** Begin RECORDS SHOWN **
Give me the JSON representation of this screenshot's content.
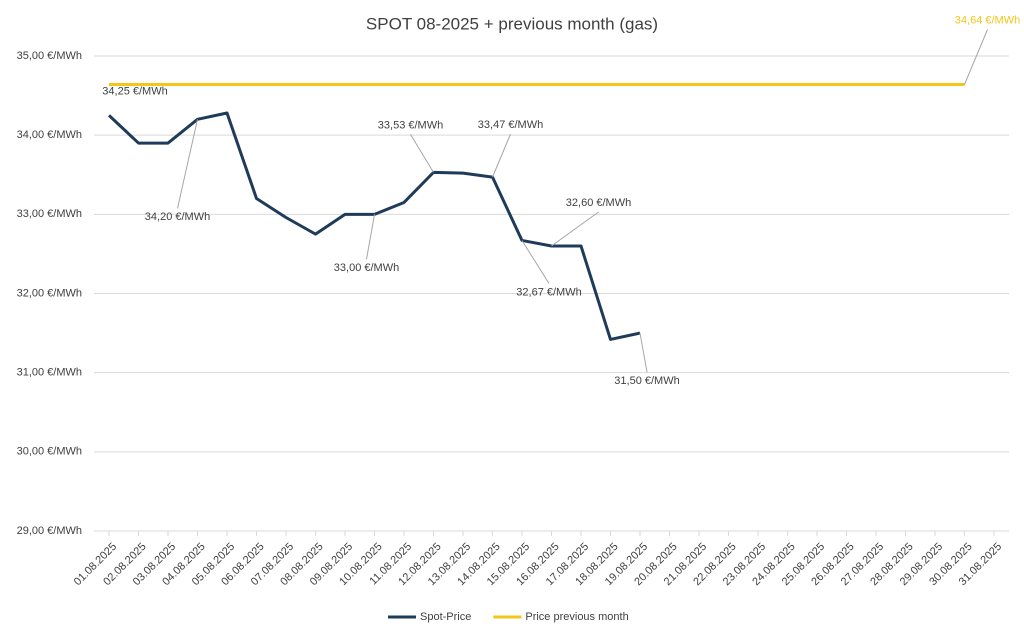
{
  "chart_data": {
    "type": "line",
    "title": "SPOT 08-2025 + previous month (gas)",
    "categories": [
      "01.08.2025",
      "02.08.2025",
      "03.08.2025",
      "04.08.2025",
      "05.08.2025",
      "06.08.2025",
      "07.08.2025",
      "08.08.2025",
      "09.08.2025",
      "10.08.2025",
      "11.08.2025",
      "12.08.2025",
      "13.08.2025",
      "14.08.2025",
      "15.08.2025",
      "16.08.2025",
      "17.08.2025",
      "18.08.2025",
      "19.08.2025",
      "20.08.2025",
      "21.08.2025",
      "22.08.2025",
      "23.08.2025",
      "24.08.2025",
      "25.08.2025",
      "26.08.2025",
      "27.08.2025",
      "28.08.2025",
      "29.08.2025",
      "30.08.2025",
      "31.08.2025"
    ],
    "series": [
      {
        "name": "Spot-Price",
        "color": "#1f3b5a",
        "values": [
          34.25,
          33.9,
          33.9,
          34.2,
          34.28,
          33.2,
          32.96,
          32.75,
          33.0,
          33.0,
          33.15,
          33.53,
          33.52,
          33.47,
          32.67,
          32.6,
          32.6,
          31.42,
          31.5,
          null,
          null,
          null,
          null,
          null,
          null,
          null,
          null,
          null,
          null,
          null,
          null
        ],
        "value_labels": [
          "34,25 €/MWh",
          null,
          null,
          "34,20 €/MWh",
          null,
          null,
          null,
          null,
          null,
          "33,00 €/MWh",
          null,
          "33,53 €/MWh",
          null,
          "33,47 €/MWh",
          "32,67 €/MWh",
          "32,60 €/MWh",
          null,
          null,
          "31,50 €/MWh",
          null,
          null,
          null,
          null,
          null,
          null,
          null,
          null,
          null,
          null,
          null,
          null
        ]
      },
      {
        "name": "Price previous month",
        "color": "#f5c518",
        "values": [
          34.64,
          34.64,
          34.64,
          34.64,
          34.64,
          34.64,
          34.64,
          34.64,
          34.64,
          34.64,
          34.64,
          34.64,
          34.64,
          34.64,
          34.64,
          34.64,
          34.64,
          34.64,
          34.64,
          34.64,
          34.64,
          34.64,
          34.64,
          34.64,
          34.64,
          34.64,
          34.64,
          34.64,
          34.64,
          34.64,
          null
        ],
        "value_labels": [
          null,
          null,
          null,
          null,
          null,
          null,
          null,
          null,
          null,
          null,
          null,
          null,
          null,
          null,
          null,
          null,
          null,
          null,
          null,
          null,
          null,
          null,
          null,
          null,
          null,
          null,
          null,
          null,
          null,
          "34,64 €/MWh",
          null
        ]
      }
    ],
    "ylim": [
      29,
      35
    ],
    "yticks": [
      {
        "value": 29,
        "label": "29,00 €/MWh"
      },
      {
        "value": 30,
        "label": "30,00 €/MWh"
      },
      {
        "value": 31,
        "label": "31,00 €/MWh"
      },
      {
        "value": 32,
        "label": "32,00 €/MWh"
      },
      {
        "value": 33,
        "label": "33,00 €/MWh"
      },
      {
        "value": 34,
        "label": "34,00 €/MWh"
      },
      {
        "value": 35,
        "label": "35,00 €/MWh"
      }
    ],
    "grid": true,
    "legend": "bottom"
  }
}
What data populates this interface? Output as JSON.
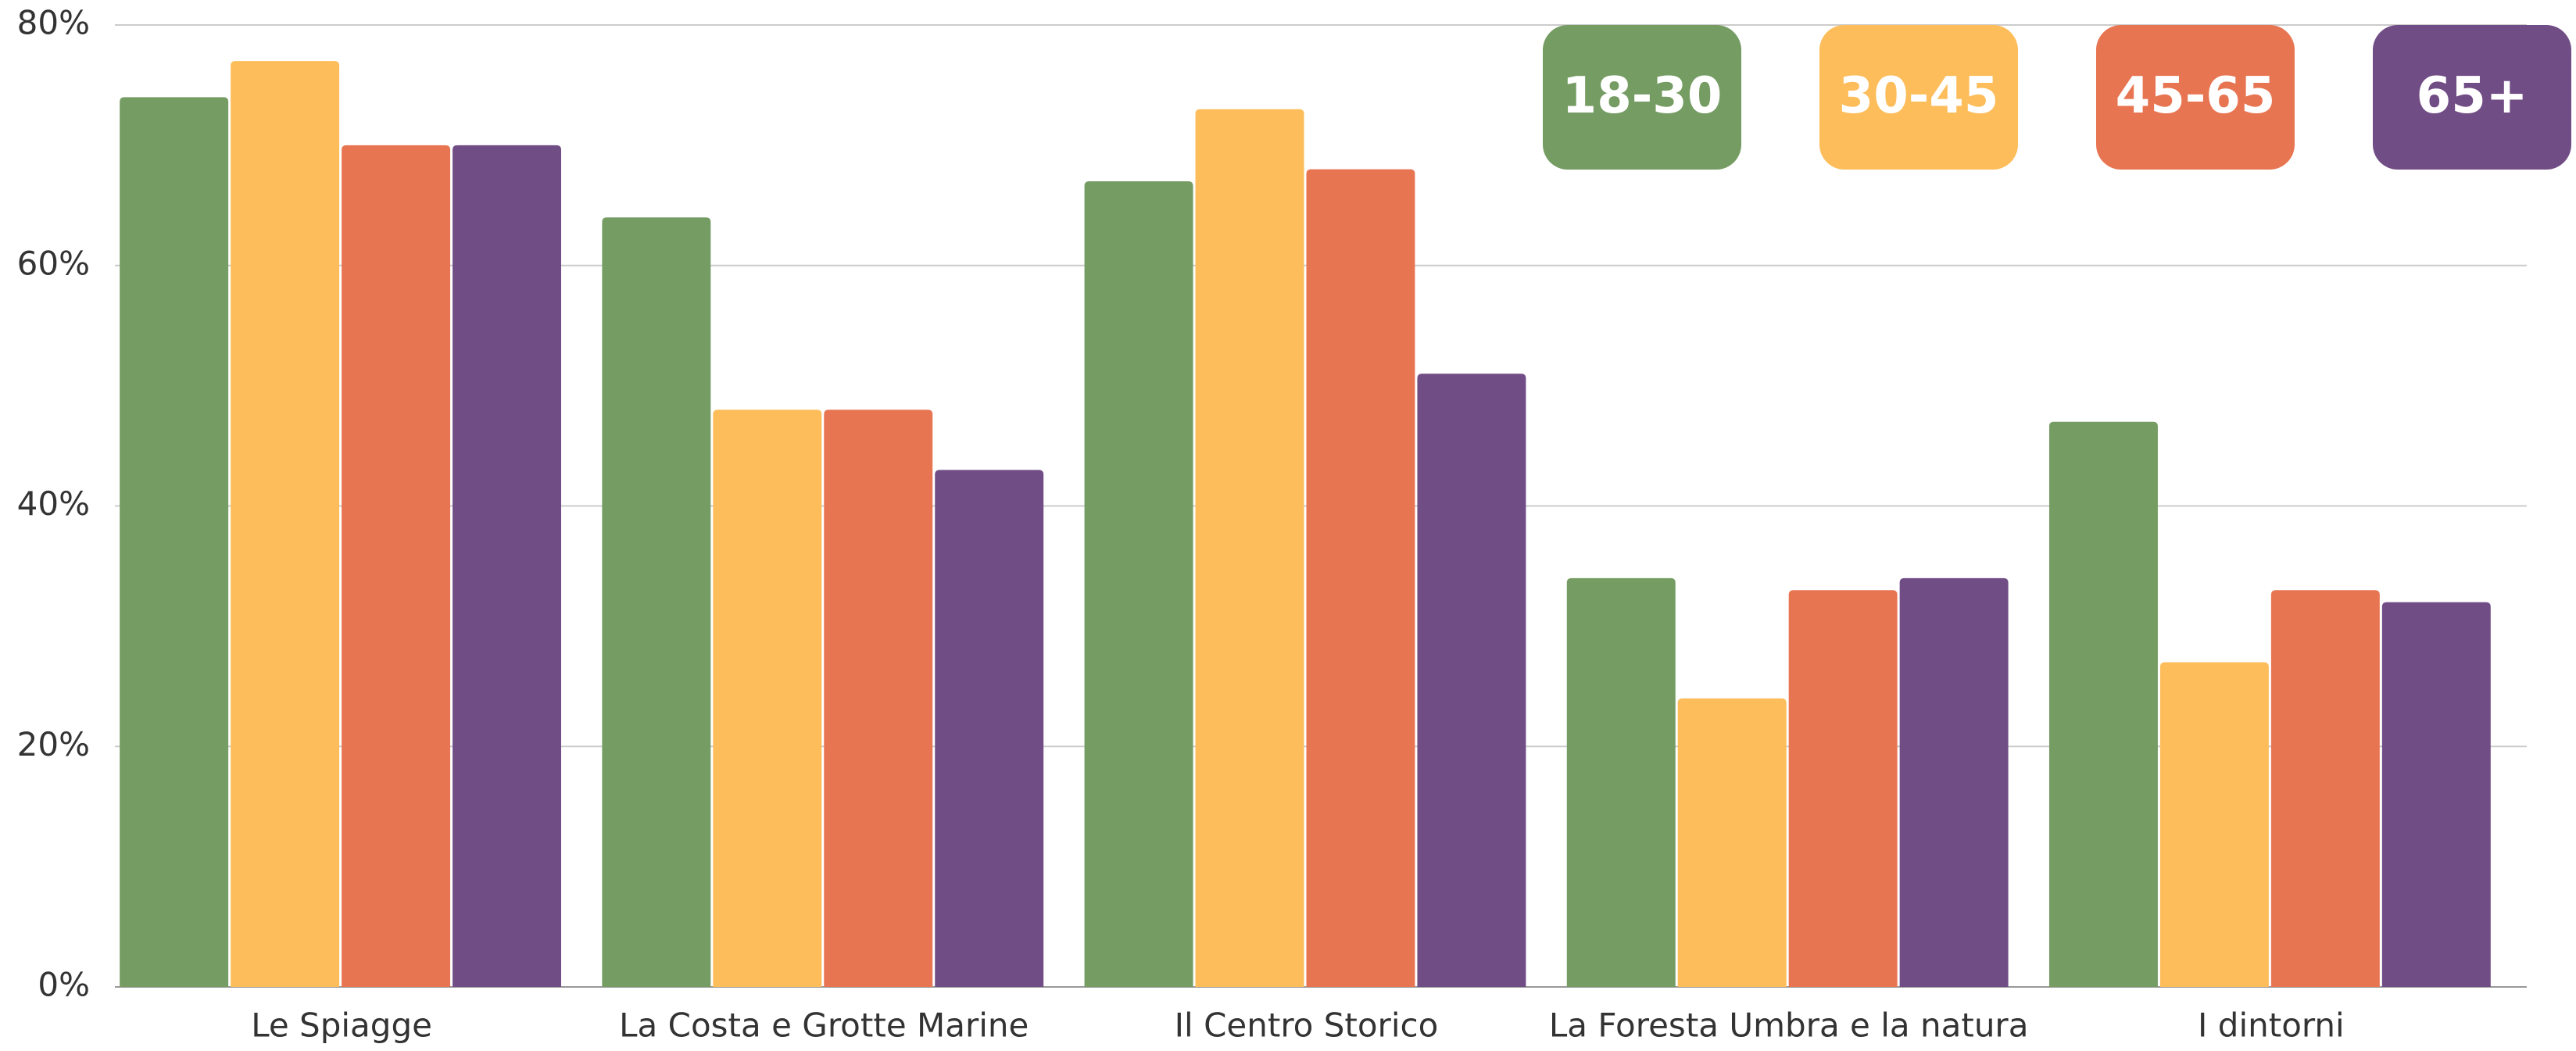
{
  "chart_data": {
    "type": "bar",
    "categories": [
      "Le Spiagge",
      "La Costa e Grotte Marine",
      "Il Centro Storico",
      "La Foresta Umbra e la natura",
      "I dintorni"
    ],
    "series": [
      {
        "name": "18-30",
        "color": "#759c63",
        "values": [
          74,
          64,
          67,
          34,
          47
        ]
      },
      {
        "name": "30-45",
        "color": "#fdbd5a",
        "values": [
          77,
          48,
          73,
          24,
          27
        ]
      },
      {
        "name": "45-65",
        "color": "#e87552",
        "values": [
          70,
          48,
          68,
          33,
          33
        ]
      },
      {
        "name": "65+",
        "color": "#714d86",
        "values": [
          70,
          43,
          51,
          34,
          32
        ]
      }
    ],
    "ylim": [
      0,
      80
    ],
    "yticks": [
      {
        "value": 0,
        "label": "0%"
      },
      {
        "value": 20,
        "label": "20%"
      },
      {
        "value": 40,
        "label": "40%"
      },
      {
        "value": 60,
        "label": "60%"
      },
      {
        "value": 80,
        "label": "80%"
      }
    ],
    "grid": true,
    "legend": "top-right"
  }
}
** End RECORDS SHOWN **
WHAT TO WORK ON. Print all of the entries word for word. Skip any images they contain.

EXPECTED ANSWER.
Give me the JSON representation of this screenshot's content.
{
  "chart_data": {
    "type": "line",
    "title": "SPOT 08-2025 + previous month (gas)",
    "categories": [
      "01.08.2025",
      "02.08.2025",
      "03.08.2025",
      "04.08.2025",
      "05.08.2025",
      "06.08.2025",
      "07.08.2025",
      "08.08.2025",
      "09.08.2025",
      "10.08.2025",
      "11.08.2025",
      "12.08.2025",
      "13.08.2025",
      "14.08.2025",
      "15.08.2025",
      "16.08.2025",
      "17.08.2025",
      "18.08.2025",
      "19.08.2025",
      "20.08.2025",
      "21.08.2025",
      "22.08.2025",
      "23.08.2025",
      "24.08.2025",
      "25.08.2025",
      "26.08.2025",
      "27.08.2025",
      "28.08.2025",
      "29.08.2025",
      "30.08.2025",
      "31.08.2025"
    ],
    "series": [
      {
        "name": "Spot-Price",
        "color": "#1f3b5a",
        "values": [
          34.25,
          33.9,
          33.9,
          34.2,
          34.28,
          33.2,
          32.96,
          32.75,
          33.0,
          33.0,
          33.15,
          33.53,
          33.52,
          33.47,
          32.67,
          32.6,
          32.6,
          31.42,
          31.5,
          null,
          null,
          null,
          null,
          null,
          null,
          null,
          null,
          null,
          null,
          null,
          null
        ],
        "value_labels": [
          "34,25 €/MWh",
          null,
          null,
          "34,20 €/MWh",
          null,
          null,
          null,
          null,
          null,
          "33,00 €/MWh",
          null,
          "33,53 €/MWh",
          null,
          "33,47 €/MWh",
          "32,67 €/MWh",
          "32,60 €/MWh",
          null,
          null,
          "31,50 €/MWh",
          null,
          null,
          null,
          null,
          null,
          null,
          null,
          null,
          null,
          null,
          null,
          null
        ]
      },
      {
        "name": "Price previous month",
        "color": "#f5c518",
        "values": [
          34.64,
          34.64,
          34.64,
          34.64,
          34.64,
          34.64,
          34.64,
          34.64,
          34.64,
          34.64,
          34.64,
          34.64,
          34.64,
          34.64,
          34.64,
          34.64,
          34.64,
          34.64,
          34.64,
          34.64,
          34.64,
          34.64,
          34.64,
          34.64,
          34.64,
          34.64,
          34.64,
          34.64,
          34.64,
          34.64,
          null
        ],
        "value_labels": [
          null,
          null,
          null,
          null,
          null,
          null,
          null,
          null,
          null,
          null,
          null,
          null,
          null,
          null,
          null,
          null,
          null,
          null,
          null,
          null,
          null,
          null,
          null,
          null,
          null,
          null,
          null,
          null,
          null,
          "34,64 €/MWh",
          null
        ]
      }
    ],
    "ylim": [
      29,
      35
    ],
    "yticks": [
      {
        "value": 29,
        "label": "29,00 €/MWh"
      },
      {
        "value": 30,
        "label": "30,00 €/MWh"
      },
      {
        "value": 31,
        "label": "31,00 €/MWh"
      },
      {
        "value": 32,
        "label": "32,00 €/MWh"
      },
      {
        "value": 33,
        "label": "33,00 €/MWh"
      },
      {
        "value": 34,
        "label": "34,00 €/MWh"
      },
      {
        "value": 35,
        "label": "35,00 €/MWh"
      }
    ],
    "grid": true,
    "legend": "bottom"
  }
}
What data populates this interface? Output as JSON.
{
  "chart_data": {
    "type": "bar",
    "categories": [
      "Le Spiagge",
      "La Costa e Grotte Marine",
      "Il Centro Storico",
      "La Foresta Umbra e la natura",
      "I dintorni"
    ],
    "series": [
      {
        "name": "18-30",
        "color": "#759c63",
        "values": [
          74,
          64,
          67,
          34,
          47
        ]
      },
      {
        "name": "30-45",
        "color": "#fdbd5a",
        "values": [
          77,
          48,
          73,
          24,
          27
        ]
      },
      {
        "name": "45-65",
        "color": "#e87552",
        "values": [
          70,
          48,
          68,
          33,
          33
        ]
      },
      {
        "name": "65+",
        "color": "#714d86",
        "values": [
          70,
          43,
          51,
          34,
          32
        ]
      }
    ],
    "ylim": [
      0,
      80
    ],
    "yticks": [
      {
        "value": 0,
        "label": "0%"
      },
      {
        "value": 20,
        "label": "20%"
      },
      {
        "value": 40,
        "label": "40%"
      },
      {
        "value": 60,
        "label": "60%"
      },
      {
        "value": 80,
        "label": "80%"
      }
    ],
    "grid": true,
    "legend": "top-right"
  }
}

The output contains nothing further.